• _STATED EXERCISE_: Provide only the number of lines in the data below that contain the string "JSON".

== DATASET ENTRIES

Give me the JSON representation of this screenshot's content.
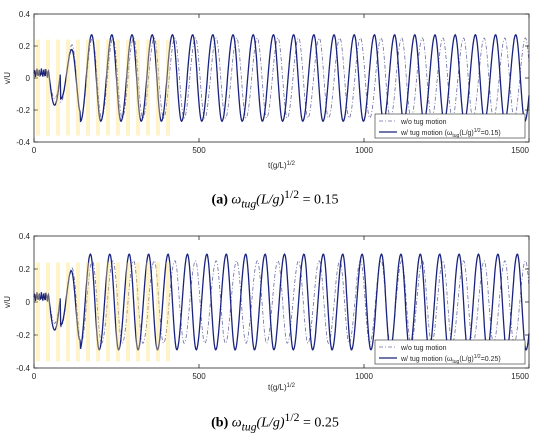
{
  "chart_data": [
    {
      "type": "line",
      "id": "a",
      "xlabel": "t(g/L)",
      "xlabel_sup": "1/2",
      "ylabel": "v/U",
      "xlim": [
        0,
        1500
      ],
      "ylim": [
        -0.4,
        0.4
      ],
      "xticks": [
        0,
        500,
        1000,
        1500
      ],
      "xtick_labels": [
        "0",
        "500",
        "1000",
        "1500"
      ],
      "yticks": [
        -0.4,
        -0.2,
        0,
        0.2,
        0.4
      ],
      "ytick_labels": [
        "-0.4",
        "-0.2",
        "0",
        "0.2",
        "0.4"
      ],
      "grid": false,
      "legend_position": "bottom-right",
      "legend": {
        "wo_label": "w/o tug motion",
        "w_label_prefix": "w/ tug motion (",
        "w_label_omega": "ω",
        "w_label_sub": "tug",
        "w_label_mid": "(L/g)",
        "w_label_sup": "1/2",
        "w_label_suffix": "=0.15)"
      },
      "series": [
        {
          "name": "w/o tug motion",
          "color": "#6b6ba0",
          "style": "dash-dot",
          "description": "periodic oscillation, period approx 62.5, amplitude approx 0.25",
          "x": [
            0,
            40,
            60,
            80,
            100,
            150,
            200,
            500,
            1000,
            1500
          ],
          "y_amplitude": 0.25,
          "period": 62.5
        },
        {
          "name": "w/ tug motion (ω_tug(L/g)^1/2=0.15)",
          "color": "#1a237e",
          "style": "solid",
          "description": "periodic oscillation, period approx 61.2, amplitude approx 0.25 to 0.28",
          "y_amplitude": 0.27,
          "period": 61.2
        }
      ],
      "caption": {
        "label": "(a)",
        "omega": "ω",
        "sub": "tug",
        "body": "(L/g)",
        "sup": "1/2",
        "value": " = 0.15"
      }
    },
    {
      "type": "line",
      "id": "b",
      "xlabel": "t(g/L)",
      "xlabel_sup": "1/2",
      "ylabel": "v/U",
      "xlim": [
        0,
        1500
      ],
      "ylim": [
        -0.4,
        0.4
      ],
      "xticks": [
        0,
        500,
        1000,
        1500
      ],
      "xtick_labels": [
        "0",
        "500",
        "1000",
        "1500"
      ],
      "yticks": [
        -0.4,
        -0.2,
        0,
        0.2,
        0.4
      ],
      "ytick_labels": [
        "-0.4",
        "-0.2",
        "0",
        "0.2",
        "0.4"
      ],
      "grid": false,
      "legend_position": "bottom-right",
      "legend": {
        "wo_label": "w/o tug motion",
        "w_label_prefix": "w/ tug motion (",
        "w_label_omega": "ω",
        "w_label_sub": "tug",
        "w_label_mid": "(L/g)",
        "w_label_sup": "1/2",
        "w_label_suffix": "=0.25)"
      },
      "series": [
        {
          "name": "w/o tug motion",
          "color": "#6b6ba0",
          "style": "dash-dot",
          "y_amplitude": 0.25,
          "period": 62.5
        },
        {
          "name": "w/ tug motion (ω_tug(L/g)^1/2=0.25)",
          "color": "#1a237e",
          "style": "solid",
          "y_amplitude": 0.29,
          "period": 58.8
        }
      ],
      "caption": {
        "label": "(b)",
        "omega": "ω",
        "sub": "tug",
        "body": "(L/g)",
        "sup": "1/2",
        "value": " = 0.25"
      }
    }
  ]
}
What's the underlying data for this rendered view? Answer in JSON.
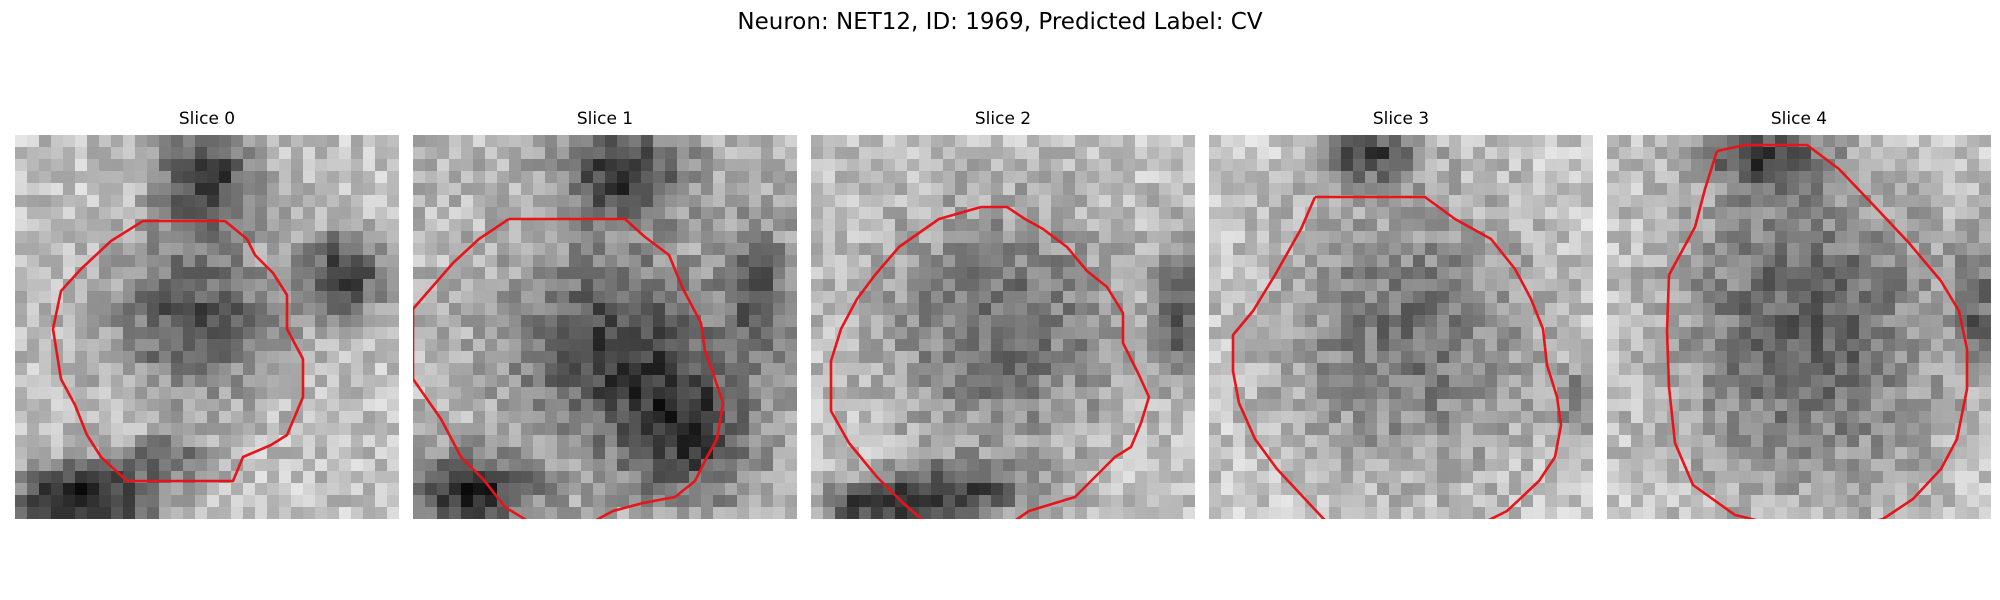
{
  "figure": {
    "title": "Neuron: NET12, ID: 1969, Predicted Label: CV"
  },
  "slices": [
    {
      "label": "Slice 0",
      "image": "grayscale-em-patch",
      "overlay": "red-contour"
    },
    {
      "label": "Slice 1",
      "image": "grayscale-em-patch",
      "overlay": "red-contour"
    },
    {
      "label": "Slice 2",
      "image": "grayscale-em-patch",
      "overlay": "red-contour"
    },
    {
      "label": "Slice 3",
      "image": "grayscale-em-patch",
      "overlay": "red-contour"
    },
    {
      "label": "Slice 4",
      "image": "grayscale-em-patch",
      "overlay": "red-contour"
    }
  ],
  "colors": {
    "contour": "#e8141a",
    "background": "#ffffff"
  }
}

====

• _RESPONSE_: 2